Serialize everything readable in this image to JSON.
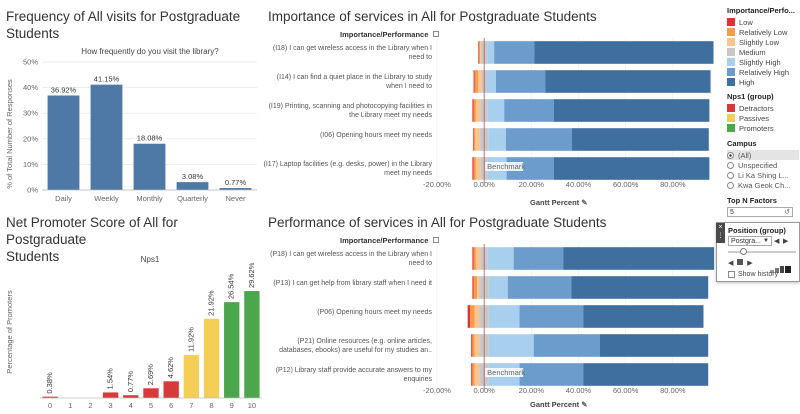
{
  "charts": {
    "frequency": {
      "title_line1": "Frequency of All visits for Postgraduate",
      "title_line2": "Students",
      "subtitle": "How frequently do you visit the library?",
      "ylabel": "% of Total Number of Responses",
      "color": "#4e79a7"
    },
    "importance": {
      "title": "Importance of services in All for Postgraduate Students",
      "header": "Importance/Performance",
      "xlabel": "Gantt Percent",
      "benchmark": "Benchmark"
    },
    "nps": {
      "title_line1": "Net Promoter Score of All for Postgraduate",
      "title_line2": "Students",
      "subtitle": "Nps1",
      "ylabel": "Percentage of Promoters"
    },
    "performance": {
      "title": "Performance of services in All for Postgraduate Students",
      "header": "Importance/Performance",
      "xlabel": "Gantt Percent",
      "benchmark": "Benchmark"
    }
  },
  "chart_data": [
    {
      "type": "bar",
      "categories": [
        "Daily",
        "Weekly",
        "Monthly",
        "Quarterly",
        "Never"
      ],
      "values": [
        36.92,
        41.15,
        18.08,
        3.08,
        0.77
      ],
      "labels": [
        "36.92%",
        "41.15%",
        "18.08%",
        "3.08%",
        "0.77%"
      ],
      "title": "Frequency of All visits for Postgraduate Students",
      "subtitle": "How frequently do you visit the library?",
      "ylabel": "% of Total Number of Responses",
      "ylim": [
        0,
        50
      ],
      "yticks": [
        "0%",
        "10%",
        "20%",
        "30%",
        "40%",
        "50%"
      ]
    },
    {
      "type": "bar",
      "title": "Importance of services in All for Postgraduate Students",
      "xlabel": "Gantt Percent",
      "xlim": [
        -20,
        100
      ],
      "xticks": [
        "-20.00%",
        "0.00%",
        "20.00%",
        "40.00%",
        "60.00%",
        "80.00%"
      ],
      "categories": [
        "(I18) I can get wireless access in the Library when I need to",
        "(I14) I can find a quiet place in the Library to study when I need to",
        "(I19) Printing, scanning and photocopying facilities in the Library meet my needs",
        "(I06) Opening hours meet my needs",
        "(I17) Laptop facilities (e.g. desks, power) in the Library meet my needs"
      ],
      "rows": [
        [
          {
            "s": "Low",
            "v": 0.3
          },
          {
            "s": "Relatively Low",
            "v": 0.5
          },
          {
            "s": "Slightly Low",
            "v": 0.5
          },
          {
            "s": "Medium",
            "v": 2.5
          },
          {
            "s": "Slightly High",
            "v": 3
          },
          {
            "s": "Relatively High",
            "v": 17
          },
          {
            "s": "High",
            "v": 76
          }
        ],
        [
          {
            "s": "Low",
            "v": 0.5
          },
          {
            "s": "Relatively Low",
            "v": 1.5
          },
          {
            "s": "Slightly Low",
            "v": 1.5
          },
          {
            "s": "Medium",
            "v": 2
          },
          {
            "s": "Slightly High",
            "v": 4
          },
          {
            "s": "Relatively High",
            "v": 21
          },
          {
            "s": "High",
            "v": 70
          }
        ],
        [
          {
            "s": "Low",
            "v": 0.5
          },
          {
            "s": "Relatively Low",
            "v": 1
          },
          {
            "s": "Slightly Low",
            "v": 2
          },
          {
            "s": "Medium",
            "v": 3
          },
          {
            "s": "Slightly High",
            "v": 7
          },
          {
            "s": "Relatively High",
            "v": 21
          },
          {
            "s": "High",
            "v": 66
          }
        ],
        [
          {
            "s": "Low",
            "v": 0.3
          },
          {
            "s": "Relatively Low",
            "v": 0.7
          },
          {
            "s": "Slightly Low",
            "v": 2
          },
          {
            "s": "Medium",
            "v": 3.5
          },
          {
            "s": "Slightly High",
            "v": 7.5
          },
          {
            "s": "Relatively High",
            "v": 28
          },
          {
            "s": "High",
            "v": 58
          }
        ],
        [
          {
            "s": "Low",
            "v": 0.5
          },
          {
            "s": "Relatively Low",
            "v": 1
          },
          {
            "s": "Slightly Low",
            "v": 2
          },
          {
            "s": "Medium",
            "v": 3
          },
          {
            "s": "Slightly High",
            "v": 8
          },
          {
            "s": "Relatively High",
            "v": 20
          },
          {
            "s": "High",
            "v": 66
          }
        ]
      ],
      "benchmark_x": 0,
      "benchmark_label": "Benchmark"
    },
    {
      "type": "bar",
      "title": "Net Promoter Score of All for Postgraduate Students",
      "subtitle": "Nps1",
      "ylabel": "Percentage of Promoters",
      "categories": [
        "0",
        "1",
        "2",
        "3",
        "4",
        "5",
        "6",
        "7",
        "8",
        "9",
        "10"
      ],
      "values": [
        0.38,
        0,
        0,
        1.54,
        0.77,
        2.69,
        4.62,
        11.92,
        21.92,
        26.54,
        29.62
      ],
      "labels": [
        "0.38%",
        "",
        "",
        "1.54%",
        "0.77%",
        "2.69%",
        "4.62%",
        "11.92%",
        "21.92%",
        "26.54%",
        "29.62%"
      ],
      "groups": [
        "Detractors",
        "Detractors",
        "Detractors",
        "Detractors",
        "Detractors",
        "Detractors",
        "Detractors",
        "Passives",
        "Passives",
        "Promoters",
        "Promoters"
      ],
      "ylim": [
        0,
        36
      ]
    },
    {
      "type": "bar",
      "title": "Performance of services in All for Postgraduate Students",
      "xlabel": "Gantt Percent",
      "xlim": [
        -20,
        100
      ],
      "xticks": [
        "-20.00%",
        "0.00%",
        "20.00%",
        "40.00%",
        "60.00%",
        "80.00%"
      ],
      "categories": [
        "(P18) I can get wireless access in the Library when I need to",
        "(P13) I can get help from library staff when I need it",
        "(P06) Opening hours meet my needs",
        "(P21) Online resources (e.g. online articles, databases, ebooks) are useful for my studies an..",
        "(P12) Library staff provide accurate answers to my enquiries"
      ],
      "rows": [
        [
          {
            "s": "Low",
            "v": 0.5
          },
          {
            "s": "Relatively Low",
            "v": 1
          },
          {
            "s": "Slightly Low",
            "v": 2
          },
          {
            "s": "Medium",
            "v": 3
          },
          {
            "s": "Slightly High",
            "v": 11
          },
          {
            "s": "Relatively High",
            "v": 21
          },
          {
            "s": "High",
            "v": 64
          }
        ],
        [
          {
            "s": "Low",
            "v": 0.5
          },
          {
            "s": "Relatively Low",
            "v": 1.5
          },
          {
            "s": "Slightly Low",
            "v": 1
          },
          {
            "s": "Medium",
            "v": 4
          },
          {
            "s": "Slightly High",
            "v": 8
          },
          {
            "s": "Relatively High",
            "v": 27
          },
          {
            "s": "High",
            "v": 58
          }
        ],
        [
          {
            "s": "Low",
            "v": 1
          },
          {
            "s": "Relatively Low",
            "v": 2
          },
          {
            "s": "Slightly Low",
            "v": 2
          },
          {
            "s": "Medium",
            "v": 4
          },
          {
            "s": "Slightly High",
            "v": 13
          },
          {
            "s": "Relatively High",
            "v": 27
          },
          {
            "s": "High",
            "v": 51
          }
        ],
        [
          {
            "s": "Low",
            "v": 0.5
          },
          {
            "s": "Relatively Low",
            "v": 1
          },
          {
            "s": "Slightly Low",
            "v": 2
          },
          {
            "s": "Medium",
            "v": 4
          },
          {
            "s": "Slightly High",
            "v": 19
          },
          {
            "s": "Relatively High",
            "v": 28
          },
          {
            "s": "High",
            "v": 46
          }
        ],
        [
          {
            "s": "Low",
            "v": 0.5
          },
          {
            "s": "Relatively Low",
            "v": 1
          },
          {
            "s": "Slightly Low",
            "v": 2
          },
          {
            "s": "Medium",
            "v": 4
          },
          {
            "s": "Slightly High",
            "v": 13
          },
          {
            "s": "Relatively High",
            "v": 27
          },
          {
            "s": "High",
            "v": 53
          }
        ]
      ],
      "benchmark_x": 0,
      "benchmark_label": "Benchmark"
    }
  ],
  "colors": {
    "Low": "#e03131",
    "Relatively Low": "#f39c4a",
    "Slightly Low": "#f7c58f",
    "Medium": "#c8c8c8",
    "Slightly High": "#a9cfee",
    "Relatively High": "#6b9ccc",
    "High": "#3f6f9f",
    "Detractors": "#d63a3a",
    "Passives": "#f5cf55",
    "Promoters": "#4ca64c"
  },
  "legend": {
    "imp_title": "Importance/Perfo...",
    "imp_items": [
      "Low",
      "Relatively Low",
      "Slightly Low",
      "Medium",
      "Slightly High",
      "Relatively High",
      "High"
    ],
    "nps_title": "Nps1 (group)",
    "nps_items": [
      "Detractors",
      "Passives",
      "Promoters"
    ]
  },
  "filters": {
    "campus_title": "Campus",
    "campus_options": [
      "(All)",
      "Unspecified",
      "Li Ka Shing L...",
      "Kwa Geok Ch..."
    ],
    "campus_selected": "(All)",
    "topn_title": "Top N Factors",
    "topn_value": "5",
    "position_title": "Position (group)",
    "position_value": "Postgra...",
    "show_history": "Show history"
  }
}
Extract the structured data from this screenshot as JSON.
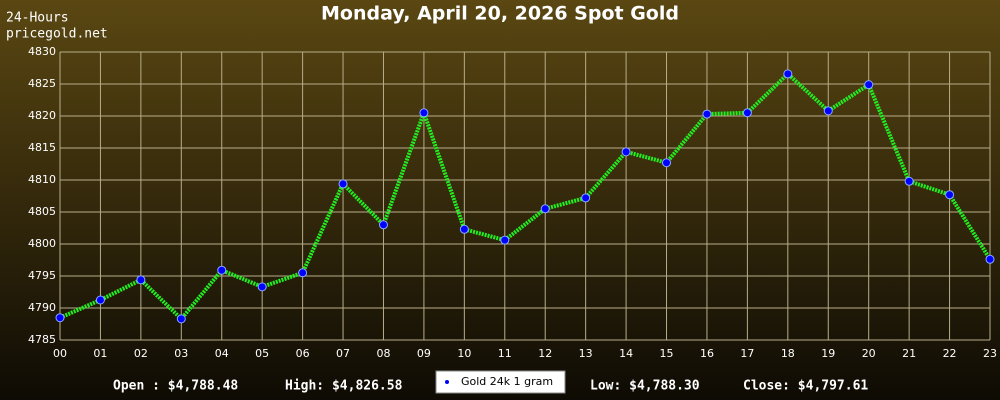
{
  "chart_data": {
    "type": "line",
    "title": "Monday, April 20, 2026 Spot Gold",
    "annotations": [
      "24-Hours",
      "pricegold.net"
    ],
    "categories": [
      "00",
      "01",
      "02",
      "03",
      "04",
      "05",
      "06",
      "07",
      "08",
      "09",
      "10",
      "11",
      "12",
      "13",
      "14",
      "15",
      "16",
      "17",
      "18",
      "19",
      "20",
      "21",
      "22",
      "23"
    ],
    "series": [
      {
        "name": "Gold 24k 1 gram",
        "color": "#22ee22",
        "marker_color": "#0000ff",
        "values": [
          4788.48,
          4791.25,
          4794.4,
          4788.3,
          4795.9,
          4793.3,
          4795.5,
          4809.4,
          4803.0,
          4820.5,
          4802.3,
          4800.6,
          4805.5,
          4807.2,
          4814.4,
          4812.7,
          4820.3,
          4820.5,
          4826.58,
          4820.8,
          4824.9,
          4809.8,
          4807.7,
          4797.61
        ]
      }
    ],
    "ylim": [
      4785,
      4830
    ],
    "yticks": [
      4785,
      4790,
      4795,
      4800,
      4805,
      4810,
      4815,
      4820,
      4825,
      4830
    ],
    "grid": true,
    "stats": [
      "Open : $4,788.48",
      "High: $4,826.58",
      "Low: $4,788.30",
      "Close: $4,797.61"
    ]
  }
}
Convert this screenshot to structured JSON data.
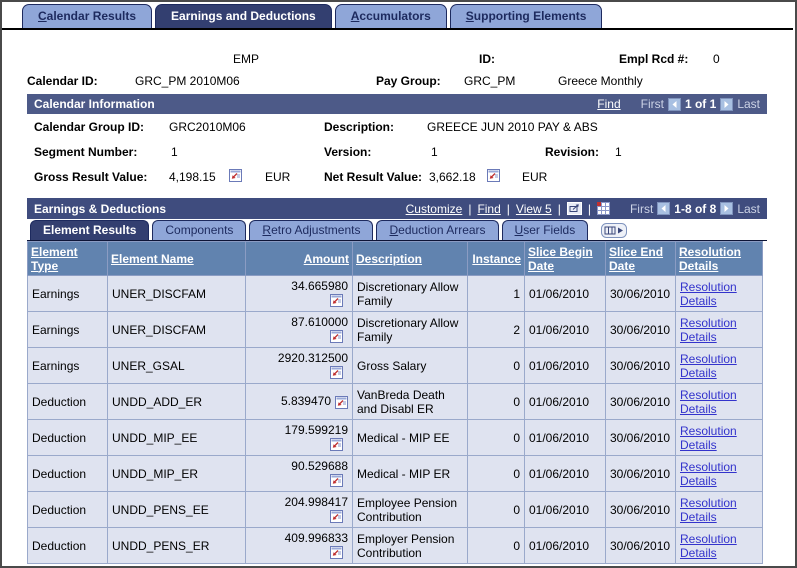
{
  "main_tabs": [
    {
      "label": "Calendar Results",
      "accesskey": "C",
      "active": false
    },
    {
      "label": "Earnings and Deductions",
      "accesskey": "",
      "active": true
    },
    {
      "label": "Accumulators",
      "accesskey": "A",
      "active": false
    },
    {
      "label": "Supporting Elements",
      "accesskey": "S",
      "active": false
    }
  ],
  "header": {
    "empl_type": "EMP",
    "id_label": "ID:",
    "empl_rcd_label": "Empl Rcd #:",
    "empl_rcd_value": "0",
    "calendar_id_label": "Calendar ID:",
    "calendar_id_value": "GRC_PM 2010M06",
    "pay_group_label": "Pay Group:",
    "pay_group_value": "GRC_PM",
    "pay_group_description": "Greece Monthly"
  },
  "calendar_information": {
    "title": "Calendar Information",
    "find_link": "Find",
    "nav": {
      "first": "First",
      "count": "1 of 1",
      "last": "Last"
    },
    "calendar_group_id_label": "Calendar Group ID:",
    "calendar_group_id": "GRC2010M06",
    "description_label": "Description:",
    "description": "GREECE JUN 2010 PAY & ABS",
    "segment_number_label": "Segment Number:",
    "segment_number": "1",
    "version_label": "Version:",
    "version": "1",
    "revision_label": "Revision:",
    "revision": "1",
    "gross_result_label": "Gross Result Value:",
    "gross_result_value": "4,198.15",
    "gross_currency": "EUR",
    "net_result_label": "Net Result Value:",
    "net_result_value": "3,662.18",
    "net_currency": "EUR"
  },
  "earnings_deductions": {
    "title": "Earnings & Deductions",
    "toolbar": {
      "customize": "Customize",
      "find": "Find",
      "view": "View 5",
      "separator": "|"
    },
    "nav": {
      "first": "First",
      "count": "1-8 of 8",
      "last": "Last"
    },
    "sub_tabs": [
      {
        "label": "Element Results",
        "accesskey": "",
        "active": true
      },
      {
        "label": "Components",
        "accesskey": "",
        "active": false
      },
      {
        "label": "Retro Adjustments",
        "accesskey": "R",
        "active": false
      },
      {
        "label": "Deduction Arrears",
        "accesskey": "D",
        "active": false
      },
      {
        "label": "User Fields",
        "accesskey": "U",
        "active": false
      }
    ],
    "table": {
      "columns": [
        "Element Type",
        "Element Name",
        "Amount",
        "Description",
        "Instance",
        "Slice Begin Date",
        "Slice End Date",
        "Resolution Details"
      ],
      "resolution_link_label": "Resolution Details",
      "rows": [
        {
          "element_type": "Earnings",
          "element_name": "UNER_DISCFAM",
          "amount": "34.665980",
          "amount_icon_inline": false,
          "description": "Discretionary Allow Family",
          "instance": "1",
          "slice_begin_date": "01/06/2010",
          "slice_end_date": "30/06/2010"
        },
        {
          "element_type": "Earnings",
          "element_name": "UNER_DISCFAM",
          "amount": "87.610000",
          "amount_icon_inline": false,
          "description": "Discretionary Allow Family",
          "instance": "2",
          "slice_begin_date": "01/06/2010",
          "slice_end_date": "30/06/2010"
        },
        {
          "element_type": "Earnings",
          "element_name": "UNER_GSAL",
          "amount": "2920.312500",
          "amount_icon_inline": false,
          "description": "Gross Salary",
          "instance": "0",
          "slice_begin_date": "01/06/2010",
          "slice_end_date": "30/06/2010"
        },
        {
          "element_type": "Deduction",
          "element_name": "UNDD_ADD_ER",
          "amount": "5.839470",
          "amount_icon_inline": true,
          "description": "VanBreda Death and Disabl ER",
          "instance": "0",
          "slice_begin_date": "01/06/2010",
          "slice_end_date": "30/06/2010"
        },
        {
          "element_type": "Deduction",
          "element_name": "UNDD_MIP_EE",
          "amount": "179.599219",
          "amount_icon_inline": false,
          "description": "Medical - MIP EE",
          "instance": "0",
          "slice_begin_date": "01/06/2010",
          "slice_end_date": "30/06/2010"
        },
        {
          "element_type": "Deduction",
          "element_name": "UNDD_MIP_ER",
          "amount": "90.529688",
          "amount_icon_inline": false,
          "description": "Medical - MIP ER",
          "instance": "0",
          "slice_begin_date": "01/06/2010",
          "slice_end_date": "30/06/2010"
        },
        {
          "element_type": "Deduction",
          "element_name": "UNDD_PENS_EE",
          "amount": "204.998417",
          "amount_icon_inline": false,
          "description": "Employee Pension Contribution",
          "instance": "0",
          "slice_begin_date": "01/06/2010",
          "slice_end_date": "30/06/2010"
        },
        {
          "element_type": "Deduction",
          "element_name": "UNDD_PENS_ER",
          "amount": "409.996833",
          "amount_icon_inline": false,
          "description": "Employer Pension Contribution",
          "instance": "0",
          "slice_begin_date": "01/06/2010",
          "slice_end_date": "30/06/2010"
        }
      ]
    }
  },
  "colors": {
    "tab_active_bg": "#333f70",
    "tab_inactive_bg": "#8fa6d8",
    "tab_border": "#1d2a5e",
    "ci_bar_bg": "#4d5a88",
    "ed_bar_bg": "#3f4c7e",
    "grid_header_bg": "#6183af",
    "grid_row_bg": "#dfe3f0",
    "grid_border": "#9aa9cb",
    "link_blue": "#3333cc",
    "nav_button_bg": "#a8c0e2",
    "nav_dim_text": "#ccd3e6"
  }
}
• • • • •
■ Direction
Of the lines above, copy each that contains "Details".

■ Solution for this task
        "Resolution Details"
      "resolution_link_label": "Resolution Details",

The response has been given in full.